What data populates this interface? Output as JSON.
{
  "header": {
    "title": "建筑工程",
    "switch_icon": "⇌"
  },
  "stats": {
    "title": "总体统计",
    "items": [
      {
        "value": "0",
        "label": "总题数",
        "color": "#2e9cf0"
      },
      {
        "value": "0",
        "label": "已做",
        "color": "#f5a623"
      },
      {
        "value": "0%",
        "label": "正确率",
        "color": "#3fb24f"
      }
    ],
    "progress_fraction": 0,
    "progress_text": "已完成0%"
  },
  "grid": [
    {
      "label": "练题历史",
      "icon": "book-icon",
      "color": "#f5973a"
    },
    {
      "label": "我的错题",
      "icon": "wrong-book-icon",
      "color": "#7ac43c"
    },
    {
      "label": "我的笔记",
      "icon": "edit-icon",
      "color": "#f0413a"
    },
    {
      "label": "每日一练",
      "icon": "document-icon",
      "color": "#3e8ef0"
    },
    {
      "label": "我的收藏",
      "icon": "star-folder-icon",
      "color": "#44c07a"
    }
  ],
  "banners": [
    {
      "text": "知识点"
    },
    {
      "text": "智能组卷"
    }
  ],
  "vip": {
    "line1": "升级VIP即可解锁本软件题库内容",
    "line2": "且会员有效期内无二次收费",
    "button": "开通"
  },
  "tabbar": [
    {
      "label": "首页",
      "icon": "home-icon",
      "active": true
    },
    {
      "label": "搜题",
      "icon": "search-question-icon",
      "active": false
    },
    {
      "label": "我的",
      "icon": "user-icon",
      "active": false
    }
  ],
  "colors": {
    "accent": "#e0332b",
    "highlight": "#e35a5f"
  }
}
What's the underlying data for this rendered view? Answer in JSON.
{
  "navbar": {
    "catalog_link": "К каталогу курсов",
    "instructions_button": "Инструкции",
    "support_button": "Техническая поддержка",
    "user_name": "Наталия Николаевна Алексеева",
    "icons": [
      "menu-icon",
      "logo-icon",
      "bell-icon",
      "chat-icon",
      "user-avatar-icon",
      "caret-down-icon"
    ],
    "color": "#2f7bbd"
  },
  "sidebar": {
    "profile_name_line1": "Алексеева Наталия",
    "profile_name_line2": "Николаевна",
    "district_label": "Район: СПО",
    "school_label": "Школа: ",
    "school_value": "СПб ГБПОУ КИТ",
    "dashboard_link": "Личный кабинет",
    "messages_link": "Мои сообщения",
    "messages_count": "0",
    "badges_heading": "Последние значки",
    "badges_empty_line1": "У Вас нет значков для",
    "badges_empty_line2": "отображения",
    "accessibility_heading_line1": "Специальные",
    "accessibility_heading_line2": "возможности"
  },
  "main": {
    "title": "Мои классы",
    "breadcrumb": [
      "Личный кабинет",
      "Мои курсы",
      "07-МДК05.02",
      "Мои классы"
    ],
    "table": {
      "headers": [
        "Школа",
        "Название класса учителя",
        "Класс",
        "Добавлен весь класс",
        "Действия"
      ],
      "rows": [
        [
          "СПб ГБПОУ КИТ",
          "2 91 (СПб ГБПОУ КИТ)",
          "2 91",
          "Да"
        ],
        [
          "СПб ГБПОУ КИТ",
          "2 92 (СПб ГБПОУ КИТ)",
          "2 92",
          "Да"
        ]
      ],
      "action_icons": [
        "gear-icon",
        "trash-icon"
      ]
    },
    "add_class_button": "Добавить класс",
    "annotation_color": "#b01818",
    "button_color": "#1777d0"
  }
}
--------
* EXERCISE DETAILS: Which lines above contain "Алексеева"? Show each of them.

* WRITTEN ANSWER:
    "user_name": "Наталия Николаевна Алексеева",
    "profile_name_line1": "Алексеева Наталия",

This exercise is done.